Your instructions
Print all of the entries exactly, minus the pictures.

Recorded data
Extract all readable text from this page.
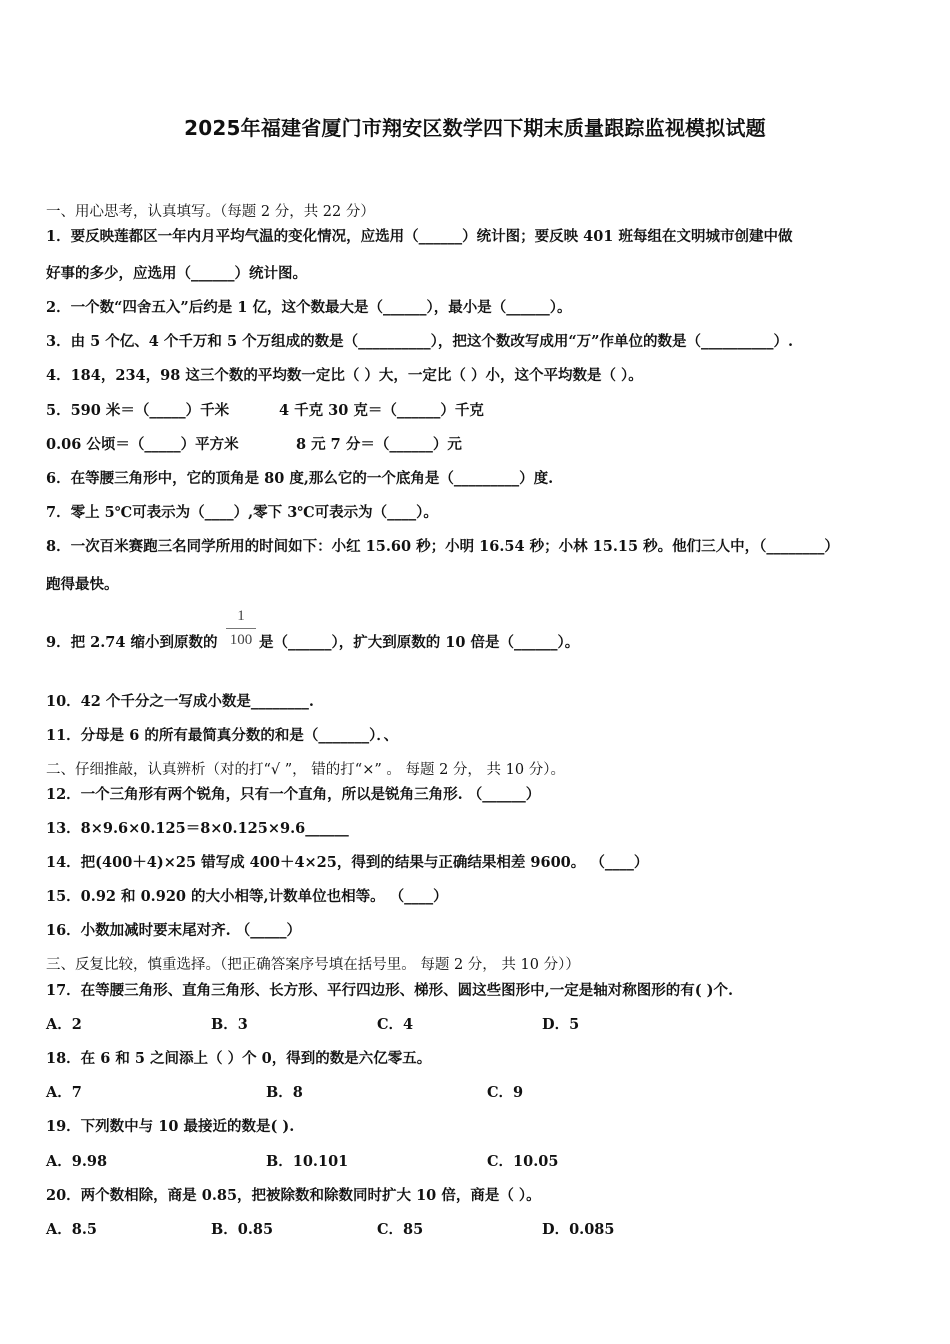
2025年福建省厦门市翔安区数学四下期末质量跟踪监视模拟试题
一、用心思考，认真填写。（每题 2 分，共 22 分）
1．要反映莲都区一年内月平均气温的变化情况，应选用（______）统计图；要反映 401 班每组在文明城市创建中做
好事的多少，应选用（______）统计图。
2．一个数“四舍五入”后约是 1 亿，这个数最大是（______），最小是（______）。
3．由 5 个亿、4 个千万和 5 个万组成的数是（__________），把这个数改写成用“万”作单位的数是（__________）.
4．184，234，98 这三个数的平均数一定比（ ）大，一定比（ ）小，这个平均数是（ ）。
5．590 米＝（_____）千米	4 千克 30 克＝（______）千克
0.06 公顷＝（_____）平方米	8 元 7 分＝（______）元
6．在等腰三角形中，它的顶角是 80 度,那么它的一个底角是（_________）度.
7．零上 5℃可表示为（____）,零下 3℃可表示为（____）。
8．一次百米赛跑三名同学所用的时间如下：小红 15.60 秒；小明 16.54 秒；小林 15.15 秒。他们三人中，（________）
跑得最快。
9．把 2.74 缩小到原数的
1
100 是（______），扩大到原数的 10 倍是（______）。
10．42 个千分之一写成小数是________.
11．分母是 6 的所有最简真分数的和是（_______）．、
二、仔细推敲，认真辨析（对的打“√ ”， 错的打“×” 。 每题 2 分， 共 10 分）。
12．一个三角形有两个锐角，只有一个直角，所以是锐角三角形. （______）
13．8×9.6×0.125＝8×0.125×9.6______
14．把(400＋4)×25 错写成 400＋4×25，得到的结果与正确结果相差 9600。 （____）
15．0.92 和 0.920 的大小相等,计数单位也相等。 （____）
16．小数加减时要末尾对齐. （_____）
三、反复比较，慎重选择。（把正确答案序号填在括号里。 每题 2 分， 共 10 分））
17．在等腰三角形、直角三角形、长方形、平行四边形、梯形、圆这些图形中,一定是轴对称图形的有( )个.
A．2	B．3	C．4	D．5
18．在 6 和 5 之间添上（ ）个 0，得到的数是六亿零五。
A．7	B．8	C．9
19．下列数中与 10 最接近的数是( ).
A．9.98	B．10.101	C．10.05
20．两个数相除，商是 0.85，把被除数和除数同时扩大 10 倍，商是（ ）。
A．8.5	B．0.85	C．85	D．0.085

Exercise answer
Extract all readable text from this page.
2025年福建省厦门市翔安区数学四下期末质量跟踪监视模拟试题
一、用心思考，认真填写。（每题 2 分，共 22 分）
1．要反映莲都区一年内月平均气温的变化情况，应选用（______）统计图；要反映 401 班每组在文明城市创建中做
好事的多少，应选用（______）统计图。
2．一个数“四舍五入”后约是 1 亿，这个数最大是（______），最小是（______）。
3．由 5 个亿、4 个千万和 5 个万组成的数是（__________），把这个数改写成用“万”作单位的数是（__________）.
4．184，234，98 这三个数的平均数一定比（ ）大，一定比（ ）小，这个平均数是（ ）。
5．590 米＝（_____）千米	4 千克 30 克＝（______）千克
0.06 公顷＝（_____）平方米	8 元 7 分＝（______）元
6．在等腰三角形中，它的顶角是 80 度,那么它的一个底角是（_________）度.
7．零上 5℃可表示为（____）,零下 3℃可表示为（____）。
8．一次百米赛跑三名同学所用的时间如下：小红 15.60 秒；小明 16.54 秒；小林 15.15 秒。他们三人中，（________）
跑得最快。
9．把 2.74 缩小到原数的
1
100 是（______），扩大到原数的 10 倍是（______）。
10．42 个千分之一写成小数是________.
11．分母是 6 的所有最简真分数的和是（_______）．、
二、仔细推敲，认真辨析（对的打“√ ”， 错的打“×” 。 每题 2 分， 共 10 分）。
12．一个三角形有两个锐角，只有一个直角，所以是锐角三角形. （______）
13．8×9.6×0.125＝8×0.125×9.6______
14．把(400＋4)×25 错写成 400＋4×25，得到的结果与正确结果相差 9600。 （____）
15．0.92 和 0.920 的大小相等,计数单位也相等。 （____）
16．小数加减时要末尾对齐. （_____）
三、反复比较，慎重选择。（把正确答案序号填在括号里。 每题 2 分， 共 10 分））
17．在等腰三角形、直角三角形、长方形、平行四边形、梯形、圆这些图形中,一定是轴对称图形的有( )个.
A．2	B．3	C．4	D．5
18．在 6 和 5 之间添上（ ）个 0，得到的数是六亿零五。
A．7	B．8	C．9
19．下列数中与 10 最接近的数是( ).
A．9.98	B．10.101	C．10.05
20．两个数相除，商是 0.85，把被除数和除数同时扩大 10 倍，商是（ ）。
A．8.5	B．0.85	C．85	D．0.085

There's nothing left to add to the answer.